-- Work to complete --
Return each line of the listing that contains the string "more".

-- Provided material --

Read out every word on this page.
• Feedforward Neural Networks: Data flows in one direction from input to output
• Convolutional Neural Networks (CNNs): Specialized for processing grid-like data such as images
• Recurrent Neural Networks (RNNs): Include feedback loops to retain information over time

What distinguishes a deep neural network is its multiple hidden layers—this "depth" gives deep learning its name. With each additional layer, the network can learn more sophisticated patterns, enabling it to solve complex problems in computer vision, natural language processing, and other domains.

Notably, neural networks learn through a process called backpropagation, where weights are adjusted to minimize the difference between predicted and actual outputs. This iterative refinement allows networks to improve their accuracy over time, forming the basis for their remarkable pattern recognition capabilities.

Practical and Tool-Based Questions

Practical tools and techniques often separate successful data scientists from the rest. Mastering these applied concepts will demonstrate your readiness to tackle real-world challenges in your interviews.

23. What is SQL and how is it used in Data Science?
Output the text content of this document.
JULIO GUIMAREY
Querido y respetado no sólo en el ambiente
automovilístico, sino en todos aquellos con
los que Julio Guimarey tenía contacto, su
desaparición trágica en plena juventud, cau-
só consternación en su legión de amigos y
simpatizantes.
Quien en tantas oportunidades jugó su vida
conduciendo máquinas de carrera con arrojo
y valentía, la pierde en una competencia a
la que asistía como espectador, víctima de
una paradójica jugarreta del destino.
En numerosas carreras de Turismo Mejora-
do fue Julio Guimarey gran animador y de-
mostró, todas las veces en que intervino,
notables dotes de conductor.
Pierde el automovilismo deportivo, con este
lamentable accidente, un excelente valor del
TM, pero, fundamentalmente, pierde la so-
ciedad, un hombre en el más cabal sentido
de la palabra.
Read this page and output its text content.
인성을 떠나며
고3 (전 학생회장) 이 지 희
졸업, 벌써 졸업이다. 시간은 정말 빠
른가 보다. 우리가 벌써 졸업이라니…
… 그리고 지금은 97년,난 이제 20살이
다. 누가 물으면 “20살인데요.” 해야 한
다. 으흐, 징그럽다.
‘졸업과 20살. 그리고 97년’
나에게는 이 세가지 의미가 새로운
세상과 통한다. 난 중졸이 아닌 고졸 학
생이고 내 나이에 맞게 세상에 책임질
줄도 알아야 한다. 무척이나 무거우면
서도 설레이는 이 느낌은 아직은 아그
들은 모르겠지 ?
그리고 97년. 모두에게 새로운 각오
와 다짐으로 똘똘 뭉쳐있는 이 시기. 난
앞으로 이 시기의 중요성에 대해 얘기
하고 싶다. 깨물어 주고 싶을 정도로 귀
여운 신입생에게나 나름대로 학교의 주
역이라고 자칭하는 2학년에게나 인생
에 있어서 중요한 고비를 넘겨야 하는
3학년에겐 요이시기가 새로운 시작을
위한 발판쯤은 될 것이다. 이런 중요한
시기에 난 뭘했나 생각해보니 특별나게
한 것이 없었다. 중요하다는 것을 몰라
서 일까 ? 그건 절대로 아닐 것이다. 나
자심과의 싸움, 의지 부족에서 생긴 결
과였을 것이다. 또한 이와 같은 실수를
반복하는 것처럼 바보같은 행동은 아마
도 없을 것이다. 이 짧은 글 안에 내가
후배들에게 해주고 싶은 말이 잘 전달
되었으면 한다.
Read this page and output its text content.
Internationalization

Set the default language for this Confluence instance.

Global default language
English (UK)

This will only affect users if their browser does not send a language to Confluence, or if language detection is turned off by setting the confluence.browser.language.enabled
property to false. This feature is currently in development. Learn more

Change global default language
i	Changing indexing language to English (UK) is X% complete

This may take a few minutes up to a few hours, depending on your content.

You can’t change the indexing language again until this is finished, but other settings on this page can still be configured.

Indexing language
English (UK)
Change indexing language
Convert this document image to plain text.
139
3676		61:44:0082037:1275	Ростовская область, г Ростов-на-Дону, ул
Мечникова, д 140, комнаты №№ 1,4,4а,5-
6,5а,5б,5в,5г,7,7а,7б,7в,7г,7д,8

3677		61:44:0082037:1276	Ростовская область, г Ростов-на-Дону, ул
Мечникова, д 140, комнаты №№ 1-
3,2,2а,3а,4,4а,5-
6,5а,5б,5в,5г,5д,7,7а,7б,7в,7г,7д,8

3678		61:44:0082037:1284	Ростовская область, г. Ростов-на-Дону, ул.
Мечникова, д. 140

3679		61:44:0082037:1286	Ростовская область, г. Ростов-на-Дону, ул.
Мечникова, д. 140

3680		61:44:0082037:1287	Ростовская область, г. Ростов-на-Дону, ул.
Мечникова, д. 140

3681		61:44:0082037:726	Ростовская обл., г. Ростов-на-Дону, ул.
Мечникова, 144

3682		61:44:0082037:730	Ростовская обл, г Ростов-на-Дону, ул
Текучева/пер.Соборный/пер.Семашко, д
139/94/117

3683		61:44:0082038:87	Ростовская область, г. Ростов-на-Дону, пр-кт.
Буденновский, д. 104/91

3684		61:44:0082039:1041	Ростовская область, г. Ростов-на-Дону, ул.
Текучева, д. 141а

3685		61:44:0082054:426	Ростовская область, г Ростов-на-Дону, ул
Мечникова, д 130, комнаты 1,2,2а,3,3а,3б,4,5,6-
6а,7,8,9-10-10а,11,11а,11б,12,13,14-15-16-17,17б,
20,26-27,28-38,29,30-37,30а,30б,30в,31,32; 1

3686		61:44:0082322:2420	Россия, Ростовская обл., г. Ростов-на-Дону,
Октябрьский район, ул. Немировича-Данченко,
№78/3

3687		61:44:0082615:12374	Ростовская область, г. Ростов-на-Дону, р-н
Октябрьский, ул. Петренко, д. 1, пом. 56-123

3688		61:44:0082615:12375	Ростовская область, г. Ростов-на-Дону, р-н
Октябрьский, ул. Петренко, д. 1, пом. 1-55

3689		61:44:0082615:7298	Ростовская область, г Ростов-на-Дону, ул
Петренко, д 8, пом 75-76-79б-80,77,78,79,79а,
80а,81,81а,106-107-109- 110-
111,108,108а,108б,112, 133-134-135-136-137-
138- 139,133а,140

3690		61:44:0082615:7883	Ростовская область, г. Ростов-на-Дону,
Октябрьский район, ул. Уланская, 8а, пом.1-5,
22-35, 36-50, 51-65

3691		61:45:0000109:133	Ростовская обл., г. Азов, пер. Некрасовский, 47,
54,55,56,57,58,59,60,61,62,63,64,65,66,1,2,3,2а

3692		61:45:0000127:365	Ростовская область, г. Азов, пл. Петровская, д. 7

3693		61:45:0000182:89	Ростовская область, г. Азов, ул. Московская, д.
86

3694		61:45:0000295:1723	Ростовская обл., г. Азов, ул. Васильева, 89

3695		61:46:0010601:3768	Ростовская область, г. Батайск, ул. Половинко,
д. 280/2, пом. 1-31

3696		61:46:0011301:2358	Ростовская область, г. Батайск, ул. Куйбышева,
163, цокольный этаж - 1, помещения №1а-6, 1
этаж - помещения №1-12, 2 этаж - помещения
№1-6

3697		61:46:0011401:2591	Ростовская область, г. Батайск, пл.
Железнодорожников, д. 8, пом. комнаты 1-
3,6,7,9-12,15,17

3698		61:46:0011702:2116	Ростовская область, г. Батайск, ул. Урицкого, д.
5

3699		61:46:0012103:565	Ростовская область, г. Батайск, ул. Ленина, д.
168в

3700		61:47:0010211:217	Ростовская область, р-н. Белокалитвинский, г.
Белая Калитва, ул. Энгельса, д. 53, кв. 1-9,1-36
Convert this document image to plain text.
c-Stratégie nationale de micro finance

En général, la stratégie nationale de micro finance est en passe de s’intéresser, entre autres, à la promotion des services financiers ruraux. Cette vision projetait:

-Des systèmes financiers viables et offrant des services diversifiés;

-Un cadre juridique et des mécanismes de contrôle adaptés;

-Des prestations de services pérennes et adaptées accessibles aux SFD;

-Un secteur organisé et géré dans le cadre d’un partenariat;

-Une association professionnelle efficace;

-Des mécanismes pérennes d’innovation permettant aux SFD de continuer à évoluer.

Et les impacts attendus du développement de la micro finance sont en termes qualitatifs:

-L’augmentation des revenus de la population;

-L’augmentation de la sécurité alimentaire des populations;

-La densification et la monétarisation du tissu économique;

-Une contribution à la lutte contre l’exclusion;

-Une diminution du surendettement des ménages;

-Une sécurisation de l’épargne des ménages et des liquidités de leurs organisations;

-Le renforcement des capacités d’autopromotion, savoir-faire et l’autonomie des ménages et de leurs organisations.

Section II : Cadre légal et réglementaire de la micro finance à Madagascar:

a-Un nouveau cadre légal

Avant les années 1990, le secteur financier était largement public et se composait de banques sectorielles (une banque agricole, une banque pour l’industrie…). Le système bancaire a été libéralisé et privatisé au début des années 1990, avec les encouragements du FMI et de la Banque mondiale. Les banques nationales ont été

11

-- Solved exercise --
What distinguishes a deep neural network is its multiple hidden layers—this "depth" gives deep learning its name. With each additional layer, the network can learn more sophisticated patterns, enabling it to solve complex problems in computer vision, natural language processing, and other domains.
property to false. This feature is currently in development. Learn more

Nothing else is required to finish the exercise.